> _Job_: Output each line exactly as it appears, skipping any embedded picture.

> _Record excerpts_:
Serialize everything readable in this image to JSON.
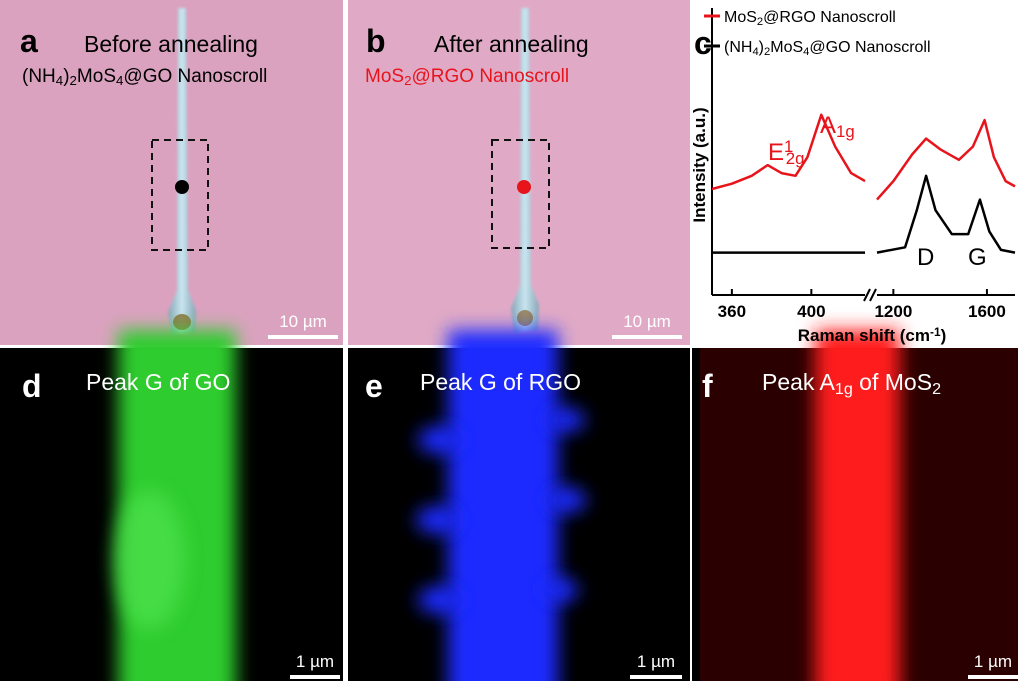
{
  "panels": [
    {
      "letter": "a",
      "title": [
        "Before annealing"
      ],
      "subtitle": [
        "(NH",
        {
          "sub": "4"
        },
        ")",
        {
          "sub": "2"
        },
        "MoS",
        {
          "sub": "4"
        },
        "@GO Nanoscroll"
      ],
      "scale_bar": "10 µm"
    },
    {
      "letter": "b",
      "title": [
        "After annealing"
      ],
      "subtitle": [
        "MoS",
        {
          "sub": "2"
        },
        "@RGO Nanoscroll"
      ],
      "scale_bar": "10 µm"
    },
    {
      "letter": "d",
      "title": [
        "Peak G of GO"
      ],
      "scale_bar": "1 µm"
    },
    {
      "letter": "e",
      "title": [
        "Peak G of  RGO"
      ],
      "scale_bar": "1 µm"
    },
    {
      "letter": "f",
      "title": [
        "Peak A",
        {
          "sub": "1g"
        },
        " of MoS",
        {
          "sub": "2"
        }
      ],
      "scale_bar": "1 µm"
    }
  ],
  "chart_data": {
    "type": "line",
    "letter": "c",
    "x_label": [
      "Raman shift (cm",
      {
        "sup": "-1"
      },
      ")"
    ],
    "y_label": "Intensity (a.u.)",
    "x_segments": [
      {
        "xlim": [
          350,
          427
        ],
        "xticks": [
          360,
          400
        ]
      },
      {
        "xlim": [
          1130,
          1720
        ],
        "xticks": [
          1200,
          1600
        ]
      }
    ],
    "ylim": [
      0,
      10
    ],
    "series": [
      {
        "name": [
          "MoS",
          {
            "sub": "2"
          },
          "@RGO Nanoscroll"
        ],
        "color": "#e8141c",
        "x": [
          350,
          360,
          370,
          378,
          385,
          392,
          398,
          405,
          412,
          420,
          427,
          null,
          1130,
          1200,
          1280,
          1340,
          1400,
          1480,
          1540,
          1590,
          1630,
          1680,
          1720
        ],
        "values": [
          4.0,
          4.2,
          4.5,
          4.9,
          4.6,
          4.5,
          5.2,
          6.8,
          5.6,
          4.6,
          4.3,
          null,
          3.6,
          4.3,
          5.3,
          5.9,
          5.5,
          5.1,
          5.6,
          6.6,
          5.2,
          4.3,
          4.1
        ]
      },
      {
        "name": [
          "(NH",
          {
            "sub": "4"
          },
          ")",
          {
            "sub": "2"
          },
          "MoS",
          {
            "sub": "4"
          },
          "@GO Nanoscroll"
        ],
        "color": "#000000",
        "x": [
          350,
          427,
          null,
          1130,
          1250,
          1300,
          1340,
          1380,
          1450,
          1520,
          1570,
          1610,
          1660,
          1720
        ],
        "values": [
          1.6,
          1.6,
          null,
          1.6,
          1.8,
          3.2,
          4.5,
          3.2,
          2.3,
          2.3,
          3.6,
          2.4,
          1.7,
          1.6
        ]
      }
    ],
    "annotations": [
      [
        "E",
        {
          "sup": "1"
        },
        {
          "sub": "2g"
        }
      ],
      [
        "A",
        {
          "sub": "1g"
        }
      ],
      [
        "D"
      ],
      [
        "G"
      ]
    ]
  }
}
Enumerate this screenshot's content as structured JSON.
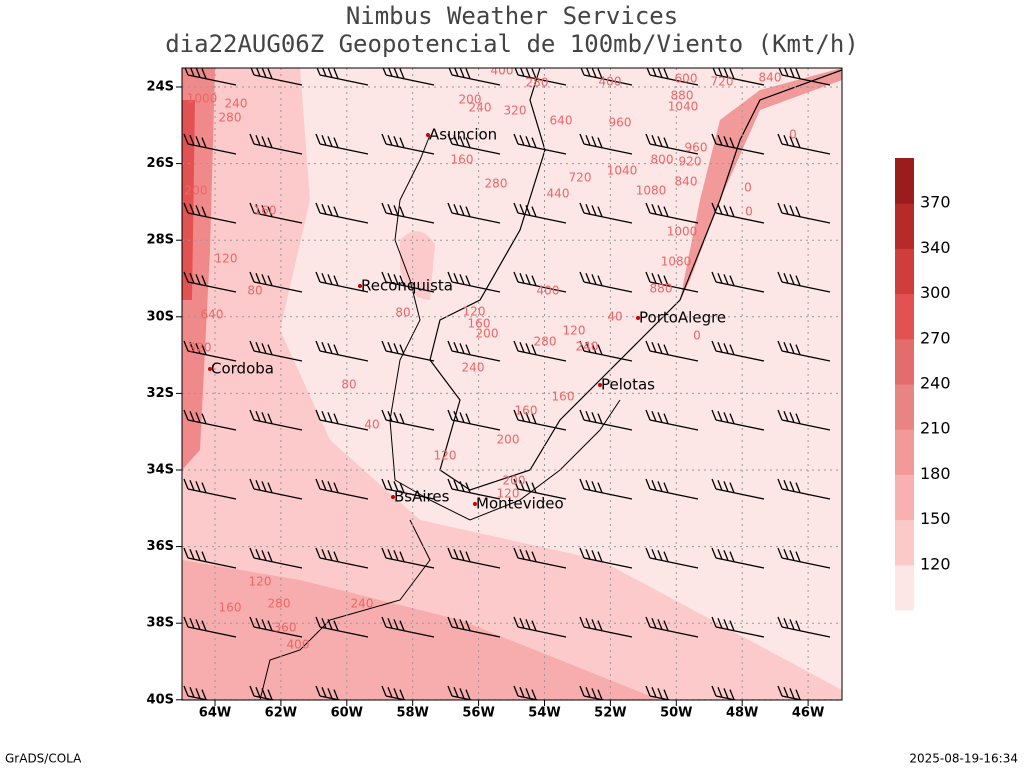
{
  "header": {
    "title": "Nimbus Weather Services",
    "subtitle": "dia22AUG06Z Geopotencial de 100mb/Viento (Kmt/h)"
  },
  "map": {
    "lat_ticks": [
      "24S",
      "26S",
      "28S",
      "30S",
      "32S",
      "34S",
      "36S",
      "38S",
      "40S"
    ],
    "lon_ticks": [
      "64W",
      "62W",
      "60W",
      "58W",
      "56W",
      "54W",
      "52W",
      "50W",
      "48W",
      "46W"
    ],
    "cities": [
      "Asuncion",
      "Reconquista",
      "PortoAlegre",
      "Cordoba",
      "Pelotas",
      "BsAires",
      "Montevideo"
    ]
  },
  "contours": {
    "labels": [
      1000,
      240,
      280,
      200,
      160,
      120,
      80,
      640,
      920,
      80,
      80,
      40,
      400,
      240,
      200,
      320,
      640,
      280,
      400,
      960,
      600,
      720,
      840,
      880,
      1040,
      160,
      280,
      720,
      1040,
      1080,
      800,
      920,
      960,
      840,
      440,
      1000,
      1080,
      880,
      400,
      120,
      160,
      200,
      120,
      40,
      240,
      280,
      240,
      160,
      160,
      200,
      120,
      200,
      120,
      240,
      120,
      160,
      280,
      360,
      400,
      0,
      0,
      0,
      0
    ]
  },
  "colorbar": {
    "ticks": [
      120,
      150,
      180,
      210,
      240,
      270,
      300,
      340,
      370
    ],
    "colors": [
      "#fde6e6",
      "#fcc9c9",
      "#f9b0b0",
      "#f29a9a",
      "#e98484",
      "#e36d6d",
      "#e25252",
      "#cf3d3d",
      "#b72a2a",
      "#9a1c1c"
    ]
  },
  "footer": {
    "left": "GrADS/COLA",
    "right": "2025-08-19-16:34"
  }
}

> _The reply_:
Serialize everything readable in this image to JSON.
{
  "panels": [
    {
      "letter": "a",
      "title": [
        "Before annealing"
      ],
      "subtitle": [
        "(NH",
        {
          "sub": "4"
        },
        ")",
        {
          "sub": "2"
        },
        "MoS",
        {
          "sub": "4"
        },
        "@GO Nanoscroll"
      ],
      "scale_bar": "10 µm"
    },
    {
      "letter": "b",
      "title": [
        "After annealing"
      ],
      "subtitle": [
        "MoS",
        {
          "sub": "2"
        },
        "@RGO Nanoscroll"
      ],
      "scale_bar": "10 µm"
    },
    {
      "letter": "d",
      "title": [
        "Peak G of GO"
      ],
      "scale_bar": "1 µm"
    },
    {
      "letter": "e",
      "title": [
        "Peak G of  RGO"
      ],
      "scale_bar": "1 µm"
    },
    {
      "letter": "f",
      "title": [
        "Peak A",
        {
          "sub": "1g"
        },
        " of MoS",
        {
          "sub": "2"
        }
      ],
      "scale_bar": "1 µm"
    }
  ],
  "chart_data": {
    "type": "line",
    "letter": "c",
    "x_label": [
      "Raman shift (cm",
      {
        "sup": "-1"
      },
      ")"
    ],
    "y_label": "Intensity (a.u.)",
    "x_segments": [
      {
        "xlim": [
          350,
          427
        ],
        "xticks": [
          360,
          400
        ]
      },
      {
        "xlim": [
          1130,
          1720
        ],
        "xticks": [
          1200,
          1600
        ]
      }
    ],
    "ylim": [
      0,
      10
    ],
    "series": [
      {
        "name": [
          "MoS",
          {
            "sub": "2"
          },
          "@RGO Nanoscroll"
        ],
        "color": "#e8141c",
        "x": [
          350,
          360,
          370,
          378,
          385,
          392,
          398,
          405,
          412,
          420,
          427,
          null,
          1130,
          1200,
          1280,
          1340,
          1400,
          1480,
          1540,
          1590,
          1630,
          1680,
          1720
        ],
        "values": [
          4.0,
          4.2,
          4.5,
          4.9,
          4.6,
          4.5,
          5.2,
          6.8,
          5.6,
          4.6,
          4.3,
          null,
          3.6,
          4.3,
          5.3,
          5.9,
          5.5,
          5.1,
          5.6,
          6.6,
          5.2,
          4.3,
          4.1
        ]
      },
      {
        "name": [
          "(NH",
          {
            "sub": "4"
          },
          ")",
          {
            "sub": "2"
          },
          "MoS",
          {
            "sub": "4"
          },
          "@GO Nanoscroll"
        ],
        "color": "#000000",
        "x": [
          350,
          427,
          null,
          1130,
          1250,
          1300,
          1340,
          1380,
          1450,
          1520,
          1570,
          1610,
          1660,
          1720
        ],
        "values": [
          1.6,
          1.6,
          null,
          1.6,
          1.8,
          3.2,
          4.5,
          3.2,
          2.3,
          2.3,
          3.6,
          2.4,
          1.7,
          1.6
        ]
      }
    ],
    "annotations": [
      [
        "E",
        {
          "sup": "1"
        },
        {
          "sub": "2g"
        }
      ],
      [
        "A",
        {
          "sub": "1g"
        }
      ],
      [
        "D"
      ],
      [
        "G"
      ]
    ]
  }
}
Enumerate this screenshot's content as structured JSON.
{
  "header": {
    "title": "Nimbus Weather Services",
    "subtitle": "dia22AUG06Z Geopotencial de 100mb/Viento (Kmt/h)"
  },
  "map": {
    "lat_ticks": [
      "24S",
      "26S",
      "28S",
      "30S",
      "32S",
      "34S",
      "36S",
      "38S",
      "40S"
    ],
    "lon_ticks": [
      "64W",
      "62W",
      "60W",
      "58W",
      "56W",
      "54W",
      "52W",
      "50W",
      "48W",
      "46W"
    ],
    "cities": [
      "Asuncion",
      "Reconquista",
      "PortoAlegre",
      "Cordoba",
      "Pelotas",
      "BsAires",
      "Montevideo"
    ]
  },
  "contours": {
    "labels": [
      1000,
      240,
      280,
      200,
      160,
      120,
      80,
      640,
      920,
      80,
      80,
      40,
      400,
      240,
      200,
      320,
      640,
      280,
      400,
      960,
      600,
      720,
      840,
      880,
      1040,
      160,
      280,
      720,
      1040,
      1080,
      800,
      920,
      960,
      840,
      440,
      1000,
      1080,
      880,
      400,
      120,
      160,
      200,
      120,
      40,
      240,
      280,
      240,
      160,
      160,
      200,
      120,
      200,
      120,
      240,
      120,
      160,
      280,
      360,
      400,
      0,
      0,
      0,
      0
    ]
  },
  "colorbar": {
    "ticks": [
      120,
      150,
      180,
      210,
      240,
      270,
      300,
      340,
      370
    ],
    "colors": [
      "#fde6e6",
      "#fcc9c9",
      "#f9b0b0",
      "#f29a9a",
      "#e98484",
      "#e36d6d",
      "#e25252",
      "#cf3d3d",
      "#b72a2a",
      "#9a1c1c"
    ]
  },
  "footer": {
    "left": "GrADS/COLA",
    "right": "2025-08-19-16:34"
  }
}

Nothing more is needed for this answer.